Challenge: Extract the full listing below without altering a single character.

Records supplied:
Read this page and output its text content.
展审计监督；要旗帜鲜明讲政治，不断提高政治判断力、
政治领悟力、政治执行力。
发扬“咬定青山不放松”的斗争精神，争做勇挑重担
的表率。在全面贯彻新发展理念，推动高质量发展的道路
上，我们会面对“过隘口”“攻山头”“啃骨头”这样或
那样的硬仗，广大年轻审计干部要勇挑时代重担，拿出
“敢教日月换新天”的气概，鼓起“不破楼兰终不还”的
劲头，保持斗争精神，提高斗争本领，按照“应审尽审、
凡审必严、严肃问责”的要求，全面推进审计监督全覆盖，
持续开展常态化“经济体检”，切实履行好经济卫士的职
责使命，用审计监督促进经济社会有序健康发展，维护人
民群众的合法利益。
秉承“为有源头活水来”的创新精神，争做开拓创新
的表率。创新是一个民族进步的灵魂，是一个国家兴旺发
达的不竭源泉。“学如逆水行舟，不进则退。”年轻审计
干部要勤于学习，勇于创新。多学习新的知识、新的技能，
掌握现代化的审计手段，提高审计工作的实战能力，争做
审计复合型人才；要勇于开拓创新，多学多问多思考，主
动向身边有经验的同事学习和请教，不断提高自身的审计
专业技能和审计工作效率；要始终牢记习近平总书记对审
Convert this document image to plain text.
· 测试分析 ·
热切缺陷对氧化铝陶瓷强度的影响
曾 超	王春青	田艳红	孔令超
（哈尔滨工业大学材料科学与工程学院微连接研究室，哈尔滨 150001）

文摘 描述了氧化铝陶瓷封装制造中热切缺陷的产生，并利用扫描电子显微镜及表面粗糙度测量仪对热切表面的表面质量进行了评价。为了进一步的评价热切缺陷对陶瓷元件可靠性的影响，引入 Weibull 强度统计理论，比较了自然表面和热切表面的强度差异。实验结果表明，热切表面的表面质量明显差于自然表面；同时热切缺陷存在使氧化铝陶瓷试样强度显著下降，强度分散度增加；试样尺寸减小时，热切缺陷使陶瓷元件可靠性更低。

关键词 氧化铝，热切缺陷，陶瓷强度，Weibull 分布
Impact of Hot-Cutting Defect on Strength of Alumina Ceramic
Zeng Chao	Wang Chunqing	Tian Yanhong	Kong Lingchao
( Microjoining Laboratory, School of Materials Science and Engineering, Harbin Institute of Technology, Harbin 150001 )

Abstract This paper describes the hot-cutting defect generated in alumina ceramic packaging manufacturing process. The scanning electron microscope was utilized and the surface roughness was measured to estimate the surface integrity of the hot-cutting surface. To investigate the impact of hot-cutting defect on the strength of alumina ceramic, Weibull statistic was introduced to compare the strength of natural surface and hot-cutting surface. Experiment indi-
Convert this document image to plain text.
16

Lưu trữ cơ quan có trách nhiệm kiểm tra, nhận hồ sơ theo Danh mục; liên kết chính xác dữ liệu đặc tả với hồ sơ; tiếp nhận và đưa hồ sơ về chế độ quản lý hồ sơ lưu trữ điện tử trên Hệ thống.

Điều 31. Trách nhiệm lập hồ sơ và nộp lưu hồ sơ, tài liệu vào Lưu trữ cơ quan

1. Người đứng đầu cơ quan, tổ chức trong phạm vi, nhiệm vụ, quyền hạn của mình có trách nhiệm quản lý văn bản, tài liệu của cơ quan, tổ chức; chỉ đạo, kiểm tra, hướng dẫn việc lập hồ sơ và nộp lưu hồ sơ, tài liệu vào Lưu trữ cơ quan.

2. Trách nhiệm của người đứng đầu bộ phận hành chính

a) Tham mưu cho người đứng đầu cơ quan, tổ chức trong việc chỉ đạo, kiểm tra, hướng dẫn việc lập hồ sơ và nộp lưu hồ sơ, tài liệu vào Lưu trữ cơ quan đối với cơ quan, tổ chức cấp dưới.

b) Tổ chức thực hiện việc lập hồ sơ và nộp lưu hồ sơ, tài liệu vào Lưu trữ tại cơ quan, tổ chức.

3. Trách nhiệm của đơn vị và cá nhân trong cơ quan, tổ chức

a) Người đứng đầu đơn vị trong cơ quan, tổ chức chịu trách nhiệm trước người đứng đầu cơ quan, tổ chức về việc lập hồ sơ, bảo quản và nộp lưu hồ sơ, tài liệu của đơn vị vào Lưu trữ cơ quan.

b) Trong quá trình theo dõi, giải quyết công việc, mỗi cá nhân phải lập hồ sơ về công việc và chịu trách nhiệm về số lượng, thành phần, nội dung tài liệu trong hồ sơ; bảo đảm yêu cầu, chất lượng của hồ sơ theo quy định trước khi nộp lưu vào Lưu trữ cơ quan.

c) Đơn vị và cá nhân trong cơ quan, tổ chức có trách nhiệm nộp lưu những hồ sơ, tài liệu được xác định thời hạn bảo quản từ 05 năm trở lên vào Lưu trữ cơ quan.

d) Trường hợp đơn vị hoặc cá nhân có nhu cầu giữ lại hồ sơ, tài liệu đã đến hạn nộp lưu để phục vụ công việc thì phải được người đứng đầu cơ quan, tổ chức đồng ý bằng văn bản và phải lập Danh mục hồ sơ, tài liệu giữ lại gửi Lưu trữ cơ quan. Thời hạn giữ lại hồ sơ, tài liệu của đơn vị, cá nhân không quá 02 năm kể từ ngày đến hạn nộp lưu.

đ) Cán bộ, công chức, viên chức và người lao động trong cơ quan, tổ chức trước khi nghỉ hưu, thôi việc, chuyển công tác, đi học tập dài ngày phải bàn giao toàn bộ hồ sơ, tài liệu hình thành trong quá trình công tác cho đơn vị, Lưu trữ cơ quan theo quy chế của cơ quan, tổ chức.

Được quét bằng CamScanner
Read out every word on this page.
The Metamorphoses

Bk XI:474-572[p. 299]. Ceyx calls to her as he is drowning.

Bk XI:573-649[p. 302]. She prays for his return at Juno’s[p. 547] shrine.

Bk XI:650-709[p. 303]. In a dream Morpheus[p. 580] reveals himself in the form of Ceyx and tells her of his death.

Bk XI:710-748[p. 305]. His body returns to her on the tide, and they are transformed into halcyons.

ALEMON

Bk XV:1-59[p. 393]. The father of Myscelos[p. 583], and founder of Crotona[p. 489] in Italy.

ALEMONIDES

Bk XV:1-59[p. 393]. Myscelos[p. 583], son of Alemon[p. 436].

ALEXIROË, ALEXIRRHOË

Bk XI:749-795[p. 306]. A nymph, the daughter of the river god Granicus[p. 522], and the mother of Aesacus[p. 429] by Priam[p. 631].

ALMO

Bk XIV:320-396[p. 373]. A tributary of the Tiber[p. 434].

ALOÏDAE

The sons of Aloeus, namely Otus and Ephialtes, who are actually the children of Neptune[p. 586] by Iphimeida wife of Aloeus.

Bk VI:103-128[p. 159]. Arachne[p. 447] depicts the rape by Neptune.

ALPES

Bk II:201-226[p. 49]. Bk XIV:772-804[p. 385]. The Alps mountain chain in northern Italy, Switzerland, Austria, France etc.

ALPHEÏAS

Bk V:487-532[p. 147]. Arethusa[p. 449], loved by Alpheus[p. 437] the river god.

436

Exercise solution:
Read this page and output its text content.
展审计监督；要旗帜鲜明讲政治，不断提高政治判断力、
政治领悟力、政治执行力。
发扬“咬定青山不放松”的斗争精神，争做勇挑重担
的表率。在全面贯彻新发展理念，推动高质量发展的道路
上，我们会面对“过隘口”“攻山头”“啃骨头”这样或
那样的硬仗，广大年轻审计干部要勇挑时代重担，拿出
“敢教日月换新天”的气概，鼓起“不破楼兰终不还”的
劲头，保持斗争精神，提高斗争本领，按照“应审尽审、
凡审必严、严肃问责”的要求，全面推进审计监督全覆盖，
持续开展常态化“经济体检”，切实履行好经济卫士的职
责使命，用审计监督促进经济社会有序健康发展，维护人
民群众的合法利益。
秉承“为有源头活水来”的创新精神，争做开拓创新
的表率。创新是一个民族进步的灵魂，是一个国家兴旺发
达的不竭源泉。“学如逆水行舟，不进则退。”年轻审计
干部要勤于学习，勇于创新。多学习新的知识、新的技能，
掌握现代化的审计手段，提高审计工作的实战能力，争做
审计复合型人才；要勇于开拓创新，多学多问多思考，主
动向身边有经验的同事学习和请教，不断提高自身的审计
专业技能和审计工作效率；要始终牢记习近平总书记对审
Convert this document image to plain text.
· 测试分析 ·
热切缺陷对氧化铝陶瓷强度的影响
曾 超	王春青	田艳红	孔令超
（哈尔滨工业大学材料科学与工程学院微连接研究室，哈尔滨 150001）

文摘 描述了氧化铝陶瓷封装制造中热切缺陷的产生，并利用扫描电子显微镜及表面粗糙度测量仪对热切表面的表面质量进行了评价。为了进一步的评价热切缺陷对陶瓷元件可靠性的影响，引入 Weibull 强度统计理论，比较了自然表面和热切表面的强度差异。实验结果表明，热切表面的表面质量明显差于自然表面；同时热切缺陷存在使氧化铝陶瓷试样强度显著下降，强度分散度增加；试样尺寸减小时，热切缺陷使陶瓷元件可靠性更低。

关键词 氧化铝，热切缺陷，陶瓷强度，Weibull 分布
Impact of Hot-Cutting Defect on Strength of Alumina Ceramic
Zeng Chao	Wang Chunqing	Tian Yanhong	Kong Lingchao
( Microjoining Laboratory, School of Materials Science and Engineering, Harbin Institute of Technology, Harbin 150001 )

Abstract This paper describes the hot-cutting defect generated in alumina ceramic packaging manufacturing process. The scanning electron microscope was utilized and the surface roughness was measured to estimate the surface integrity of the hot-cutting surface. To investigate the impact of hot-cutting defect on the strength of alumina ceramic, Weibull statistic was introduced to compare the strength of natural surface and hot-cutting surface. Experiment indi-
Convert this document image to plain text.
16

Lưu trữ cơ quan có trách nhiệm kiểm tra, nhận hồ sơ theo Danh mục; liên kết chính xác dữ liệu đặc tả với hồ sơ; tiếp nhận và đưa hồ sơ về chế độ quản lý hồ sơ lưu trữ điện tử trên Hệ thống.

Điều 31. Trách nhiệm lập hồ sơ và nộp lưu hồ sơ, tài liệu vào Lưu trữ cơ quan

1. Người đứng đầu cơ quan, tổ chức trong phạm vi, nhiệm vụ, quyền hạn của mình có trách nhiệm quản lý văn bản, tài liệu của cơ quan, tổ chức; chỉ đạo, kiểm tra, hướng dẫn việc lập hồ sơ và nộp lưu hồ sơ, tài liệu vào Lưu trữ cơ quan.

2. Trách nhiệm của người đứng đầu bộ phận hành chính

a) Tham mưu cho người đứng đầu cơ quan, tổ chức trong việc chỉ đạo, kiểm tra, hướng dẫn việc lập hồ sơ và nộp lưu hồ sơ, tài liệu vào Lưu trữ cơ quan đối với cơ quan, tổ chức cấp dưới.

b) Tổ chức thực hiện việc lập hồ sơ và nộp lưu hồ sơ, tài liệu vào Lưu trữ tại cơ quan, tổ chức.

3. Trách nhiệm của đơn vị và cá nhân trong cơ quan, tổ chức

a) Người đứng đầu đơn vị trong cơ quan, tổ chức chịu trách nhiệm trước người đứng đầu cơ quan, tổ chức về việc lập hồ sơ, bảo quản và nộp lưu hồ sơ, tài liệu của đơn vị vào Lưu trữ cơ quan.

b) Trong quá trình theo dõi, giải quyết công việc, mỗi cá nhân phải lập hồ sơ về công việc và chịu trách nhiệm về số lượng, thành phần, nội dung tài liệu trong hồ sơ; bảo đảm yêu cầu, chất lượng của hồ sơ theo quy định trước khi nộp lưu vào Lưu trữ cơ quan.

c) Đơn vị và cá nhân trong cơ quan, tổ chức có trách nhiệm nộp lưu những hồ sơ, tài liệu được xác định thời hạn bảo quản từ 05 năm trở lên vào Lưu trữ cơ quan.

d) Trường hợp đơn vị hoặc cá nhân có nhu cầu giữ lại hồ sơ, tài liệu đã đến hạn nộp lưu để phục vụ công việc thì phải được người đứng đầu cơ quan, tổ chức đồng ý bằng văn bản và phải lập Danh mục hồ sơ, tài liệu giữ lại gửi Lưu trữ cơ quan. Thời hạn giữ lại hồ sơ, tài liệu của đơn vị, cá nhân không quá 02 năm kể từ ngày đến hạn nộp lưu.

đ) Cán bộ, công chức, viên chức và người lao động trong cơ quan, tổ chức trước khi nghỉ hưu, thôi việc, chuyển công tác, đi học tập dài ngày phải bàn giao toàn bộ hồ sơ, tài liệu hình thành trong quá trình công tác cho đơn vị, Lưu trữ cơ quan theo quy chế của cơ quan, tổ chức.

Được quét bằng CamScanner
Read out every word on this page.
The Metamorphoses

Bk XI:474-572[p. 299]. Ceyx calls to her as he is drowning.

Bk XI:573-649[p. 302]. She prays for his return at Juno’s[p. 547] shrine.

Bk XI:650-709[p. 303]. In a dream Morpheus[p. 580] reveals himself in the form of Ceyx and tells her of his death.

Bk XI:710-748[p. 305]. His body returns to her on the tide, and they are transformed into halcyons.

ALEMON

Bk XV:1-59[p. 393]. The father of Myscelos[p. 583], and founder of Crotona[p. 489] in Italy.

ALEMONIDES

Bk XV:1-59[p. 393]. Myscelos[p. 583], son of Alemon[p. 436].

ALEXIROË, ALEXIRRHOË

Bk XI:749-795[p. 306]. A nymph, the daughter of the river god Granicus[p. 522], and the mother of Aesacus[p. 429] by Priam[p. 631].

ALMO

Bk XIV:320-396[p. 373]. A tributary of the Tiber[p. 434].

ALOÏDAE

The sons of Aloeus, namely Otus and Ephialtes, who are actually the children of Neptune[p. 586] by Iphimeida wife of Aloeus.

Bk VI:103-128[p. 159]. Arachne[p. 447] depicts the rape by Neptune.

ALPES

Bk II:201-226[p. 49]. Bk XIV:772-804[p. 385]. The Alps mountain chain in northern Italy, Switzerland, Austria, France etc.

ALPHEÏAS

Bk V:487-532[p. 147]. Arethusa[p. 449], loved by Alpheus[p. 437] the river god.

436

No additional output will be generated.